---- MATERIAL FOR THE TASK

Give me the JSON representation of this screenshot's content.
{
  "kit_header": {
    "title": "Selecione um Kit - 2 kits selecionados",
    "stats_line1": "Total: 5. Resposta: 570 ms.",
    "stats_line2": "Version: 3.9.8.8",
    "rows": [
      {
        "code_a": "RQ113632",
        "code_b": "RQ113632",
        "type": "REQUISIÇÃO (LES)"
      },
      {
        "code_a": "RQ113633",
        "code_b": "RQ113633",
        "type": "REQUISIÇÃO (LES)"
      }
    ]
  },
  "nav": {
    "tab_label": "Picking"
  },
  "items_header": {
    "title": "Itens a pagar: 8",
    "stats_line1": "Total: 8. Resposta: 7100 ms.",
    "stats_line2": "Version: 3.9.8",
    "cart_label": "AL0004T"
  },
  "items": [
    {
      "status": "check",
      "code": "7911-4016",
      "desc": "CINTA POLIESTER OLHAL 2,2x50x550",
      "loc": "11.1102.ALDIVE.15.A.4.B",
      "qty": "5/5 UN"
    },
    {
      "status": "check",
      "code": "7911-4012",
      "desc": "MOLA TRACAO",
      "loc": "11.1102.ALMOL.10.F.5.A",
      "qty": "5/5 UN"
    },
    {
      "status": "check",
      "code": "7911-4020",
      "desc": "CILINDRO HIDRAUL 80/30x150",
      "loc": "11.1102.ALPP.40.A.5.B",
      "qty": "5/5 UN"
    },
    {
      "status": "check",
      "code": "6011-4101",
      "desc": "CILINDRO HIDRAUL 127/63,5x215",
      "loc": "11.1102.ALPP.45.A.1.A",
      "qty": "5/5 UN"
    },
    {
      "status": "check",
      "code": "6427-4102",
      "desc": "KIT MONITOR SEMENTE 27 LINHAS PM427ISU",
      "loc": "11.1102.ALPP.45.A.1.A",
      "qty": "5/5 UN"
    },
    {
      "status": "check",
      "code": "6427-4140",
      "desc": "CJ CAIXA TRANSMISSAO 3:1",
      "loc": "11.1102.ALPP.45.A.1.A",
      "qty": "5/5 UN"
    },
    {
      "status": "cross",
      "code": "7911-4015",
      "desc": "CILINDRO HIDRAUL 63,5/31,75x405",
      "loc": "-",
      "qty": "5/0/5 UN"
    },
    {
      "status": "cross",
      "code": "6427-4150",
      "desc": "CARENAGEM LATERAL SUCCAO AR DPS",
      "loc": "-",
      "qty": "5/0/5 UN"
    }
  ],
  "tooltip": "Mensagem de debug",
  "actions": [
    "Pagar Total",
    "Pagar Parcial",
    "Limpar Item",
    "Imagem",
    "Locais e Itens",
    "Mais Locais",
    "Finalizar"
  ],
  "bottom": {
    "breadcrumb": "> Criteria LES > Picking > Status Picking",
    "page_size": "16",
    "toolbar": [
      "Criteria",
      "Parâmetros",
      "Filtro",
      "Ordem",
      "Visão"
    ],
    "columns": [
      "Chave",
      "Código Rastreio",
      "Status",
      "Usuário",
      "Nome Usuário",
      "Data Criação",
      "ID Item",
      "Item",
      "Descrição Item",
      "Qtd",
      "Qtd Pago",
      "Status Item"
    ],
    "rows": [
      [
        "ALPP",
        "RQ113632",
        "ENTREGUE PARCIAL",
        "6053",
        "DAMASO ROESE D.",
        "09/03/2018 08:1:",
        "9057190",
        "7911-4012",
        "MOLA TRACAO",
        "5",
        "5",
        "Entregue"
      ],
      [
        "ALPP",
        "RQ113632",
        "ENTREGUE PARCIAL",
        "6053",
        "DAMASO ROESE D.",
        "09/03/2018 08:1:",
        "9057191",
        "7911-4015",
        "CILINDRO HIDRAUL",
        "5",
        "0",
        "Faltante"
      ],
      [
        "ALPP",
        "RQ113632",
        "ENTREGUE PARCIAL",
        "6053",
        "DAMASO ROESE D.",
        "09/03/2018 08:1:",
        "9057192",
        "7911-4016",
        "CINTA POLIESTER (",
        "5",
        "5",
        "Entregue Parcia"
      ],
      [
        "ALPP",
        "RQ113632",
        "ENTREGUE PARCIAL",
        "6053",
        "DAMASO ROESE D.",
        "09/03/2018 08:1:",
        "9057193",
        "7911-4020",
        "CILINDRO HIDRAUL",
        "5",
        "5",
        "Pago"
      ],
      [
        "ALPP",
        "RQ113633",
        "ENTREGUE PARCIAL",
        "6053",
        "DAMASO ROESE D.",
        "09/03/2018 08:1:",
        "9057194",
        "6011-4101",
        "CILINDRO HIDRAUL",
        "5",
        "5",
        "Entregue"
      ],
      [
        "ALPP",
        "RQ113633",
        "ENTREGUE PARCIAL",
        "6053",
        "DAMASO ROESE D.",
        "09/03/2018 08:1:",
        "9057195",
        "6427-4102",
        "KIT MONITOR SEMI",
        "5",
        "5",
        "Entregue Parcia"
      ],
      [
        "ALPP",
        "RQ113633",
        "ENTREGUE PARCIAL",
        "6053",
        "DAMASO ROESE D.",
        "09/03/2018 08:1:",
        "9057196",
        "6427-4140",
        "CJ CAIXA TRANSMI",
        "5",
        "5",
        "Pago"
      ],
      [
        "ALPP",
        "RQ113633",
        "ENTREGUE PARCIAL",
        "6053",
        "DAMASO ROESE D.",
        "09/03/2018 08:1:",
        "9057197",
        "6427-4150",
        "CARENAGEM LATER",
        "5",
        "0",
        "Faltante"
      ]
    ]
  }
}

--------

WORK REQUIRED —
All lines in the data that contain the word "Resposta" should be copied.

OUTPUT BELOW —
    "stats_line1": "Total: 5. Resposta: 570 ms.",
    "stats_line1": "Total: 8. Resposta: 7100 ms.",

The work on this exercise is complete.